EXERCISE OBJECTIVE
How many of the lines below include "spend"? Give the number and no other words.

DATA PROVIDED
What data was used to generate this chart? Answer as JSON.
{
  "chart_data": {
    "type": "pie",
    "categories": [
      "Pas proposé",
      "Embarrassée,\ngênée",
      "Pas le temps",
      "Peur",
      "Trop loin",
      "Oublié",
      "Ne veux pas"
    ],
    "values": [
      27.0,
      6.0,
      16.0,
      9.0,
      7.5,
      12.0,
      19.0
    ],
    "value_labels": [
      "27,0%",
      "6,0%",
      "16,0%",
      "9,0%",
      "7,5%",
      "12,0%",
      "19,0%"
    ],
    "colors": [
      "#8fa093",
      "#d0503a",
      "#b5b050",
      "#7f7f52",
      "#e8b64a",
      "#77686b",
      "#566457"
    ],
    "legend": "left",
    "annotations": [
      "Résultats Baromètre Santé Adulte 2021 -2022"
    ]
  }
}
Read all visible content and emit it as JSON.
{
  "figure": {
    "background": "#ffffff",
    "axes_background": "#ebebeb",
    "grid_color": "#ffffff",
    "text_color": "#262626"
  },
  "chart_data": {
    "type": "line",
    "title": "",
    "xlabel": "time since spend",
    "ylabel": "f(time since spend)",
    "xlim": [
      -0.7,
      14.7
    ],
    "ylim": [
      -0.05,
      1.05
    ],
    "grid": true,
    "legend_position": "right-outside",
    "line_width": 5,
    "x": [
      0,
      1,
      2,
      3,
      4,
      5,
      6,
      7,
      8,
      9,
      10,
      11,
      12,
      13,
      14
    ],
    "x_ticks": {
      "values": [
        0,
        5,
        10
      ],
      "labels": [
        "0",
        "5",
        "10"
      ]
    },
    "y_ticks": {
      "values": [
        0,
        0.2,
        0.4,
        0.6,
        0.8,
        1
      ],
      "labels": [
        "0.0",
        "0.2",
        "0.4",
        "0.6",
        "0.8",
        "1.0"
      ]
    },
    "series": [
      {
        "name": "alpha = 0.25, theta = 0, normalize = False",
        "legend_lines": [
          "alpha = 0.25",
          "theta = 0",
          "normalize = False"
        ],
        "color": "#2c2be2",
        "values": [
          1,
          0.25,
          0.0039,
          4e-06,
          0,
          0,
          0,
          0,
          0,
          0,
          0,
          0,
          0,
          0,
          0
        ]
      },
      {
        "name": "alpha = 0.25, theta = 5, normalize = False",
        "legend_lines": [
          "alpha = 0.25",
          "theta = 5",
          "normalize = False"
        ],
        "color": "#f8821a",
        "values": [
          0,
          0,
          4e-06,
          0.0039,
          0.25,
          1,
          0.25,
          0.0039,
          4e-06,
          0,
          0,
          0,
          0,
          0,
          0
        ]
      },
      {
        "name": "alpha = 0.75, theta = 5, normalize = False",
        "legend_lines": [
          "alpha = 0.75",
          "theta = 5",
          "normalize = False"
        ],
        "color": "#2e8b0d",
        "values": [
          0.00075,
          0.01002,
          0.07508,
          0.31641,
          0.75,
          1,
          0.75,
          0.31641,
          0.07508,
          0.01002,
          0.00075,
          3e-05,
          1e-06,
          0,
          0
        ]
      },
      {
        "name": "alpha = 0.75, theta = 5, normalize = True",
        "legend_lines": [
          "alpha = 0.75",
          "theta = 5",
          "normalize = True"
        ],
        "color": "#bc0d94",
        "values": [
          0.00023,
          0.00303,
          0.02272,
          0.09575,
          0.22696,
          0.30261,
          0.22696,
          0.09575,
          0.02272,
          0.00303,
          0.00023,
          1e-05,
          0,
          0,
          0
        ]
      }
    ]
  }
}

RESULT
2